(Rows from a figure dataset)
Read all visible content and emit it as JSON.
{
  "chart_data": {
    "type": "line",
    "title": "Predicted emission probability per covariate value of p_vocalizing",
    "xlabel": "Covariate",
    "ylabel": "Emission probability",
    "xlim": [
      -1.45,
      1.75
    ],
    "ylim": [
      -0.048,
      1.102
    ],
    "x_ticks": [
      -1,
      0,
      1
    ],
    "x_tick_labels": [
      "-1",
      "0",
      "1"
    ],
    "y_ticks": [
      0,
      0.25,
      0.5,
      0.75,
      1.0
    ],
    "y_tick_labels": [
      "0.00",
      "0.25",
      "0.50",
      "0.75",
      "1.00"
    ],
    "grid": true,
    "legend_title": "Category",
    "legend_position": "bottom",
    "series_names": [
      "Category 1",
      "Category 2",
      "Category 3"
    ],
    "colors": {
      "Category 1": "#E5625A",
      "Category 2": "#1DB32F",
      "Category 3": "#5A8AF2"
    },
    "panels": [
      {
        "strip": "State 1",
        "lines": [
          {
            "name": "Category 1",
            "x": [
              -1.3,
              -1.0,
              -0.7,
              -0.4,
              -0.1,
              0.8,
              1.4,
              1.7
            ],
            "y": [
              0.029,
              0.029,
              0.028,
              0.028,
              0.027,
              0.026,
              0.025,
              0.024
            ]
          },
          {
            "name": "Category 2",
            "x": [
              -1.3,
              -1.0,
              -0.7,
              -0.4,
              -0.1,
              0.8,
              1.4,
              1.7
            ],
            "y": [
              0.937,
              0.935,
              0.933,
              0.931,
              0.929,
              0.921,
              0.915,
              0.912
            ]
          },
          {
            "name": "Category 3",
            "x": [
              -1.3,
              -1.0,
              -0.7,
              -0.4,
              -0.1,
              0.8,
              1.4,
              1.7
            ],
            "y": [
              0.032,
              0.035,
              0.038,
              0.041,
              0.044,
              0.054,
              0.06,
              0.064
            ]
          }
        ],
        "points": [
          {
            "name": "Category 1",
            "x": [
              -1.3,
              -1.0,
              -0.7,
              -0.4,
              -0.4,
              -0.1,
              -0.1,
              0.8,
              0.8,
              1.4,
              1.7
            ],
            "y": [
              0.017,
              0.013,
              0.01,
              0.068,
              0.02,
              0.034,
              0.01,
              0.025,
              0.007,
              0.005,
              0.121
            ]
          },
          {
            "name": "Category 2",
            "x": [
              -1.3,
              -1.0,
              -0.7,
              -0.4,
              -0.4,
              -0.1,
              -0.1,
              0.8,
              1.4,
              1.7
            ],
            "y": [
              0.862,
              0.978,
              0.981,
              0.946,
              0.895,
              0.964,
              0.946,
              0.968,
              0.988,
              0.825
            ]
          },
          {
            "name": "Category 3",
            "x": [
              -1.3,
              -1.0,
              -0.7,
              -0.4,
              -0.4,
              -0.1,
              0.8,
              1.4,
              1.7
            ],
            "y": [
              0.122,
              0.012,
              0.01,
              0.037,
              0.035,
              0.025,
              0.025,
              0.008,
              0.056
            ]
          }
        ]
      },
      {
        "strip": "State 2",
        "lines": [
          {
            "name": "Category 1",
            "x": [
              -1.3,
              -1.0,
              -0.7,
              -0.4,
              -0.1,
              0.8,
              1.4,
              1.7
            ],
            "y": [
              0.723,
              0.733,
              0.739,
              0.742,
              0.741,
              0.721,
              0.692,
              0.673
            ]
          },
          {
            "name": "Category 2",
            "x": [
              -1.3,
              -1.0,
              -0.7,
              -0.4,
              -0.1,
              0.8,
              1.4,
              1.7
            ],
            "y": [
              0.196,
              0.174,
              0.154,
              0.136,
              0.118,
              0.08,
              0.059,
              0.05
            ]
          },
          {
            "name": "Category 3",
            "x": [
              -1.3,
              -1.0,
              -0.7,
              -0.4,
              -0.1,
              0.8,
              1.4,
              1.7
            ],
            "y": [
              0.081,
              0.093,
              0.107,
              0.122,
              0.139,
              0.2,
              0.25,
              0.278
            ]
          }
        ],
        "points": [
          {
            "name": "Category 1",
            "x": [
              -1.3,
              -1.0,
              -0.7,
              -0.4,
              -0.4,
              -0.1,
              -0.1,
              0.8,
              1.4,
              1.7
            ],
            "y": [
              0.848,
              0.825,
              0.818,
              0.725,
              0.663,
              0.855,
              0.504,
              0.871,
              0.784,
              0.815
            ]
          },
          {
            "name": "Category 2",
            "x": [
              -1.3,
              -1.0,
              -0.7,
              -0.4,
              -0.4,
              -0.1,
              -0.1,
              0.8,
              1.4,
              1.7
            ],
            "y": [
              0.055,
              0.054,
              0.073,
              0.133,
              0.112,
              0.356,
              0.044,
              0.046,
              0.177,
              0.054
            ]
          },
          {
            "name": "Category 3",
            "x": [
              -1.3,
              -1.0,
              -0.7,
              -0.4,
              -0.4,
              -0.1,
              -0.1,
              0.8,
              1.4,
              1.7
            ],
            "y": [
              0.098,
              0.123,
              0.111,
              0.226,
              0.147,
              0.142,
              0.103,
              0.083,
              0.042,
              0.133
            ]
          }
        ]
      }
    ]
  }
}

→ PROBLEM STATEMENT:
Extract all of the data above and output it character for character.

→ TASK ANSWER:
Read all visible content and emit it as JSON.
{
  "chart_data": {
    "type": "line",
    "title": "Predicted emission probability per covariate value of p_vocalizing",
    "xlabel": "Covariate",
    "ylabel": "Emission probability",
    "xlim": [
      -1.45,
      1.75
    ],
    "ylim": [
      -0.048,
      1.102
    ],
    "x_ticks": [
      -1,
      0,
      1
    ],
    "x_tick_labels": [
      "-1",
      "0",
      "1"
    ],
    "y_ticks": [
      0,
      0.25,
      0.5,
      0.75,
      1.0
    ],
    "y_tick_labels": [
      "0.00",
      "0.25",
      "0.50",
      "0.75",
      "1.00"
    ],
    "grid": true,
    "legend_title": "Category",
    "legend_position": "bottom",
    "series_names": [
      "Category 1",
      "Category 2",
      "Category 3"
    ],
    "colors": {
      "Category 1": "#E5625A",
      "Category 2": "#1DB32F",
      "Category 3": "#5A8AF2"
    },
    "panels": [
      {
        "strip": "State 1",
        "lines": [
          {
            "name": "Category 1",
            "x": [
              -1.3,
              -1.0,
              -0.7,
              -0.4,
              -0.1,
              0.8,
              1.4,
              1.7
            ],
            "y": [
              0.029,
              0.029,
              0.028,
              0.028,
              0.027,
              0.026,
              0.025,
              0.024
            ]
          },
          {
            "name": "Category 2",
            "x": [
              -1.3,
              -1.0,
              -0.7,
              -0.4,
              -0.1,
              0.8,
              1.4,
              1.7
            ],
            "y": [
              0.937,
              0.935,
              0.933,
              0.931,
              0.929,
              0.921,
              0.915,
              0.912
            ]
          },
          {
            "name": "Category 3",
            "x": [
              -1.3,
              -1.0,
              -0.7,
              -0.4,
              -0.1,
              0.8,
              1.4,
              1.7
            ],
            "y": [
              0.032,
              0.035,
              0.038,
              0.041,
              0.044,
              0.054,
              0.06,
              0.064
            ]
          }
        ],
        "points": [
          {
            "name": "Category 1",
            "x": [
              -1.3,
              -1.0,
              -0.7,
              -0.4,
              -0.4,
              -0.1,
              -0.1,
              0.8,
              0.8,
              1.4,
              1.7
            ],
            "y": [
              0.017,
              0.013,
              0.01,
              0.068,
              0.02,
              0.034,
              0.01,
              0.025,
              0.007,
              0.005,
              0.121
            ]
          },
          {
            "name": "Category 2",
            "x": [
              -1.3,
              -1.0,
              -0.7,
              -0.4,
              -0.4,
              -0.1,
              -0.1,
              0.8,
              1.4,
              1.7
            ],
            "y": [
              0.862,
              0.978,
              0.981,
              0.946,
              0.895,
              0.964,
              0.946,
              0.968,
              0.988,
              0.825
            ]
          },
          {
            "name": "Category 3",
            "x": [
              -1.3,
              -1.0,
              -0.7,
              -0.4,
              -0.4,
              -0.1,
              0.8,
              1.4,
              1.7
            ],
            "y": [
              0.122,
              0.012,
              0.01,
              0.037,
              0.035,
              0.025,
              0.025,
              0.008,
              0.056
            ]
          }
        ]
      },
      {
        "strip": "State 2",
        "lines": [
          {
            "name": "Category 1",
            "x": [
              -1.3,
              -1.0,
              -0.7,
              -0.4,
              -0.1,
              0.8,
              1.4,
              1.7
            ],
            "y": [
              0.723,
              0.733,
              0.739,
              0.742,
              0.741,
              0.721,
              0.692,
              0.673
            ]
          },
          {
            "name": "Category 2",
            "x": [
              -1.3,
              -1.0,
              -0.7,
              -0.4,
              -0.1,
              0.8,
              1.4,
              1.7
            ],
            "y": [
              0.196,
              0.174,
              0.154,
              0.136,
              0.118,
              0.08,
              0.059,
              0.05
            ]
          },
          {
            "name": "Category 3",
            "x": [
              -1.3,
              -1.0,
              -0.7,
              -0.4,
              -0.1,
              0.8,
              1.4,
              1.7
            ],
            "y": [
              0.081,
              0.093,
              0.107,
              0.122,
              0.139,
              0.2,
              0.25,
              0.278
            ]
          }
        ],
        "points": [
          {
            "name": "Category 1",
            "x": [
              -1.3,
              -1.0,
              -0.7,
              -0.4,
              -0.4,
              -0.1,
              -0.1,
              0.8,
              1.4,
              1.7
            ],
            "y": [
              0.848,
              0.825,
              0.818,
              0.725,
              0.663,
              0.855,
              0.504,
              0.871,
              0.784,
              0.815
            ]
          },
          {
            "name": "Category 2",
            "x": [
              -1.3,
              -1.0,
              -0.7,
              -0.4,
              -0.4,
              -0.1,
              -0.1,
              0.8,
              1.4,
              1.7
            ],
            "y": [
              0.055,
              0.054,
              0.073,
              0.133,
              0.112,
              0.356,
              0.044,
              0.046,
              0.177,
              0.054
            ]
          },
          {
            "name": "Category 3",
            "x": [
              -1.3,
              -1.0,
              -0.7,
              -0.4,
              -0.4,
              -0.1,
              -0.1,
              0.8,
              1.4,
              1.7
            ],
            "y": [
              0.098,
              0.123,
              0.111,
              0.226,
              0.147,
              0.142,
              0.103,
              0.083,
              0.042,
              0.133
            ]
          }
        ]
      }
    ]
  }
}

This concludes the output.